• [Exercise requirements]
Find the word "лыжника" in the records below. List each line containing it.

• [Information shown]

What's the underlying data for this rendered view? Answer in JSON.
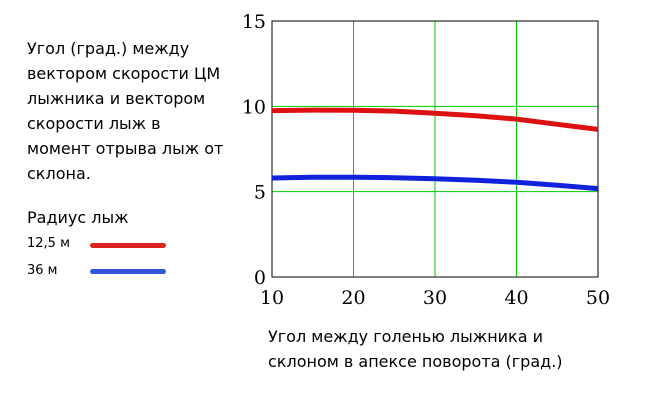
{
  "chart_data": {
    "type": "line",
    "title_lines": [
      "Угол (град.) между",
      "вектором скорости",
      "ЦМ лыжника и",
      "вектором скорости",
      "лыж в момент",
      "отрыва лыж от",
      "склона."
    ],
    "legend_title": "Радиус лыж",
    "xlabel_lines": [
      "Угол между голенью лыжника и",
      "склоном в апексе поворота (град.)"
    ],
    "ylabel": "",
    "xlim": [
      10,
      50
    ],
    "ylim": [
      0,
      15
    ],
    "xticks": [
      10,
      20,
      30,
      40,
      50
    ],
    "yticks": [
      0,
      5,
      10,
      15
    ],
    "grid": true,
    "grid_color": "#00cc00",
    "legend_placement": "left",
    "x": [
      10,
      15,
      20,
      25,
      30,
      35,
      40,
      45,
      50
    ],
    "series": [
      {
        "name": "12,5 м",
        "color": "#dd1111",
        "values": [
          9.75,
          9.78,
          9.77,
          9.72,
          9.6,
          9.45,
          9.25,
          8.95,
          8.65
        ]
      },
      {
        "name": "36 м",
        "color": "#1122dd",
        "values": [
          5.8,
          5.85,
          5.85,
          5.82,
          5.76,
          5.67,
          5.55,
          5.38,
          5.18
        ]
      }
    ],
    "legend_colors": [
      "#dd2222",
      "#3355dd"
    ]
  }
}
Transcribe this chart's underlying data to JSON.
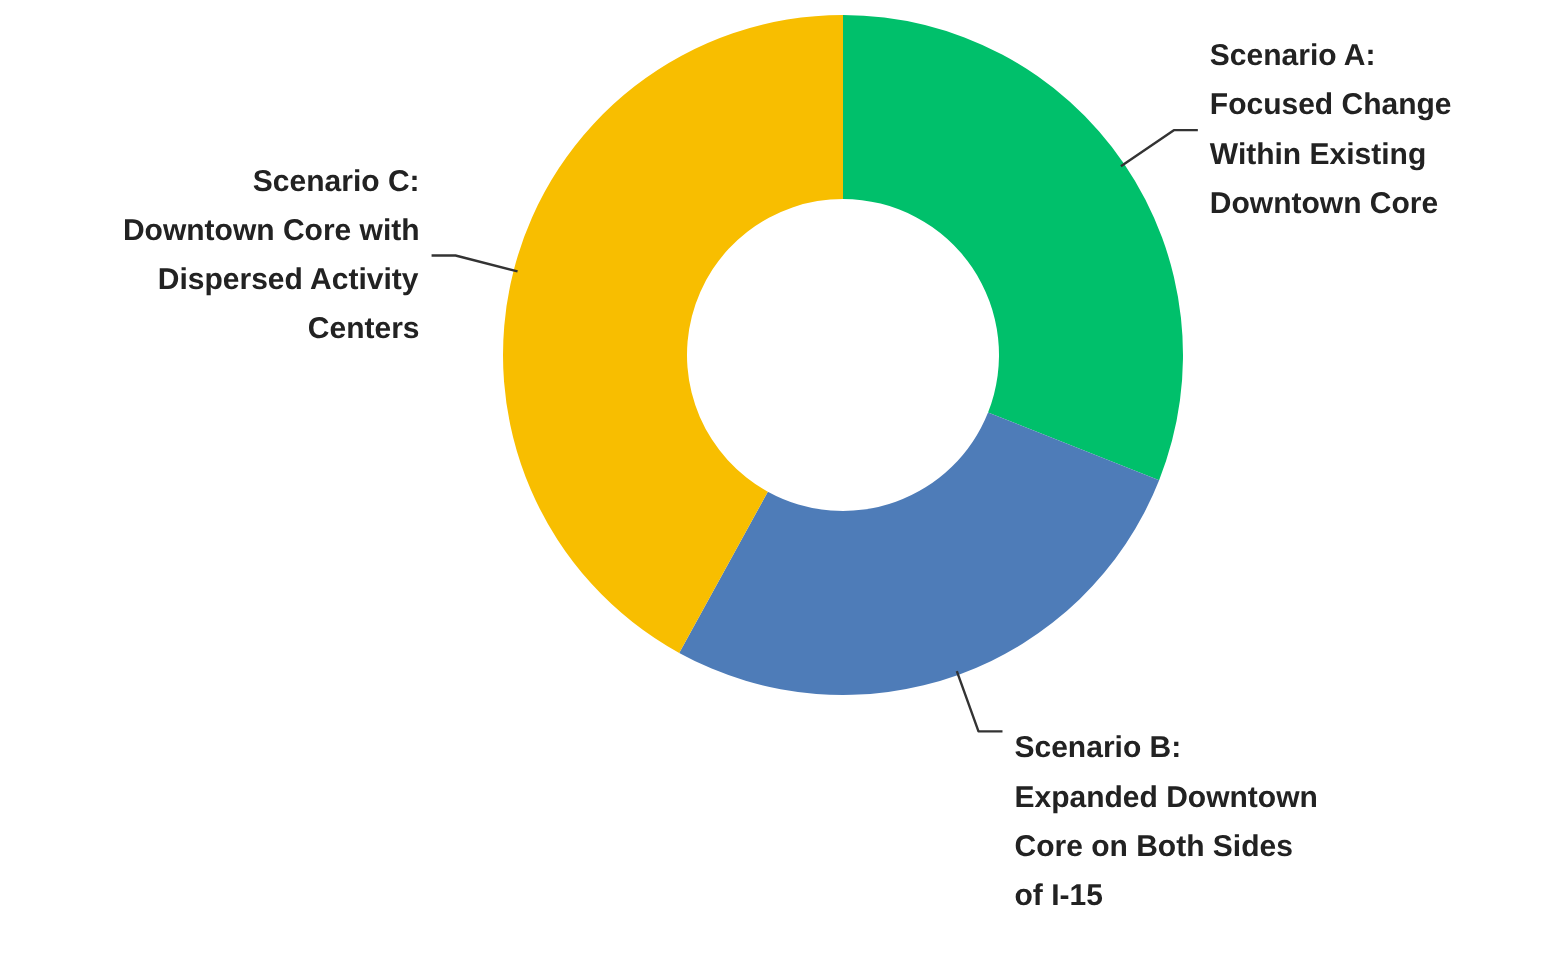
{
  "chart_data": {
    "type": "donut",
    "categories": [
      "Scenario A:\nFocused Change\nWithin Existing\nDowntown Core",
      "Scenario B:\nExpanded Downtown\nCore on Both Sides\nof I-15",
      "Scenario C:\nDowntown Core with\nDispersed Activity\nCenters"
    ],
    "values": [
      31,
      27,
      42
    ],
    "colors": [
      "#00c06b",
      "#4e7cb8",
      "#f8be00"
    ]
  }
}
==
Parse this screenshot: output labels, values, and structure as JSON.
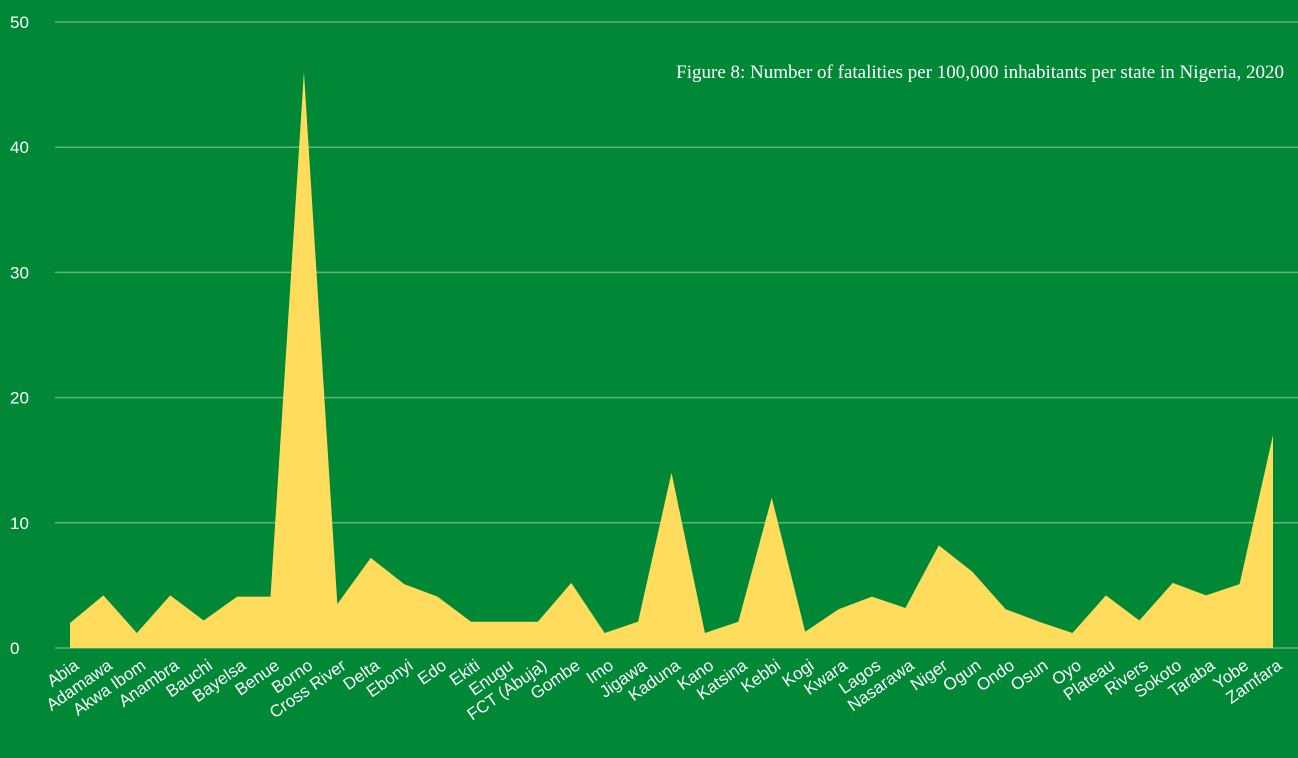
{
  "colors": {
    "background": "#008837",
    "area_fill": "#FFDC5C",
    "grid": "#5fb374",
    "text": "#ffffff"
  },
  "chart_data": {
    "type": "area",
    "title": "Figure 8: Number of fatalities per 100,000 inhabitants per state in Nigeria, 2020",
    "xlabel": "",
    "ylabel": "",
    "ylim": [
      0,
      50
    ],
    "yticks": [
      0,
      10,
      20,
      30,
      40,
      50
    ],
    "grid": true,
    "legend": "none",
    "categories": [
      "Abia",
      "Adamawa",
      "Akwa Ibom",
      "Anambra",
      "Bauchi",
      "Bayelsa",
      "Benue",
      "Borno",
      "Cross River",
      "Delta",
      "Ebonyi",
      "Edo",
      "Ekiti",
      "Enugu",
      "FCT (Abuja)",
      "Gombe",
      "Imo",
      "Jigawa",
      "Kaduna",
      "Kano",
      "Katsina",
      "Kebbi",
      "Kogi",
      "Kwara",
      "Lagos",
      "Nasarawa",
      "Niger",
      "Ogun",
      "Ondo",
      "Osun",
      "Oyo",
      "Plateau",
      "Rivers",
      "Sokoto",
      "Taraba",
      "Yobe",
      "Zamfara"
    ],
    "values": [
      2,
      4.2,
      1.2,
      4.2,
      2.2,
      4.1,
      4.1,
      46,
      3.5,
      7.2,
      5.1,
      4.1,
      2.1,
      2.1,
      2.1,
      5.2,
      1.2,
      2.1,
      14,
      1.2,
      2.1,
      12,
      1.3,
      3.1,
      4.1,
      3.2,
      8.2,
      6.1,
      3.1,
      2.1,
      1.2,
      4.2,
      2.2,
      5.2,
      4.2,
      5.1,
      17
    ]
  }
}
--
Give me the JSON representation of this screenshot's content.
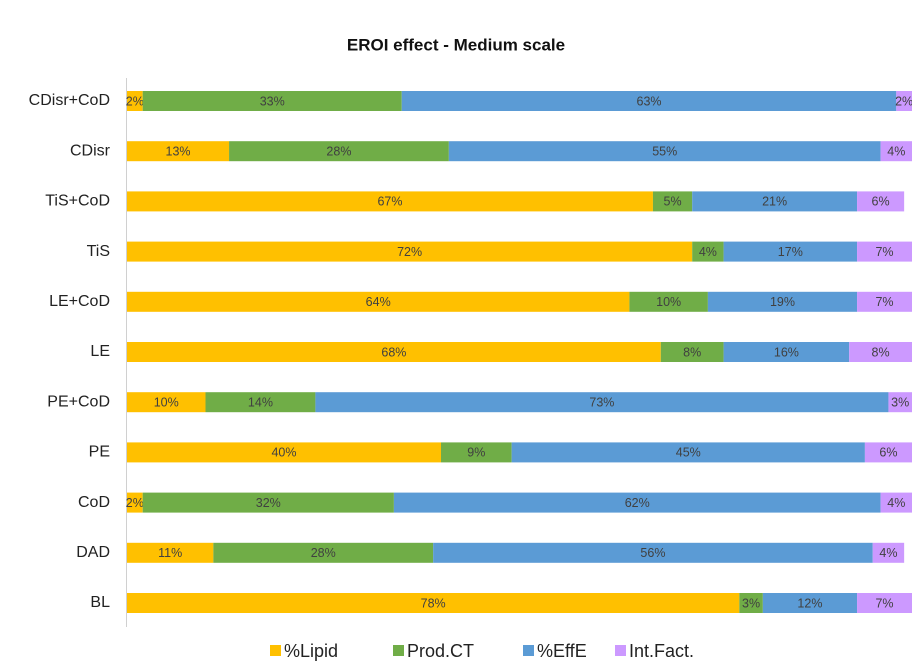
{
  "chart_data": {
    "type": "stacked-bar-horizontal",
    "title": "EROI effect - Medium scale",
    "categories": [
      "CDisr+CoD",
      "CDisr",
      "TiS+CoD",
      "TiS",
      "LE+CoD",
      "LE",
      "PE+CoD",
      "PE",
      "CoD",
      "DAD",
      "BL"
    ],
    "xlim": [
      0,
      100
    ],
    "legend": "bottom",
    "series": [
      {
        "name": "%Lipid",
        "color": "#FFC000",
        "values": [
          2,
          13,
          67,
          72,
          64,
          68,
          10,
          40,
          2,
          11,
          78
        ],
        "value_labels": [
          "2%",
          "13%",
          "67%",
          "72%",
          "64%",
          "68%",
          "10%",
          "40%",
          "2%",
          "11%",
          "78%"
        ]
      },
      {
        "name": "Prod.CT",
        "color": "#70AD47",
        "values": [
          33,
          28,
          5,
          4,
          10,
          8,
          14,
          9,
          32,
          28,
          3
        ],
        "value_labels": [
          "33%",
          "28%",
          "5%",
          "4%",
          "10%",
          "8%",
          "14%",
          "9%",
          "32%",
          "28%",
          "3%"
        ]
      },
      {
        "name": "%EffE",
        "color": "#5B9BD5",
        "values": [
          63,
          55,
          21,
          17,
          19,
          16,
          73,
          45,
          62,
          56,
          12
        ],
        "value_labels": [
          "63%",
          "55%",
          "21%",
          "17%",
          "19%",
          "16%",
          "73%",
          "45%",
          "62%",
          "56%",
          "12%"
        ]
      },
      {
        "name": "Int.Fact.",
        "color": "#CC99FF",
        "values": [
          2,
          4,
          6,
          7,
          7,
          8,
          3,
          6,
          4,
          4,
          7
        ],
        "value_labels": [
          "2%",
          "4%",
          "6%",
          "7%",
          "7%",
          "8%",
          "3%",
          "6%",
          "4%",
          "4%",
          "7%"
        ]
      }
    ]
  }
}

• [Answer for the task]
      "ЦМ лыжника и",
      "Угол между голенью лыжника и",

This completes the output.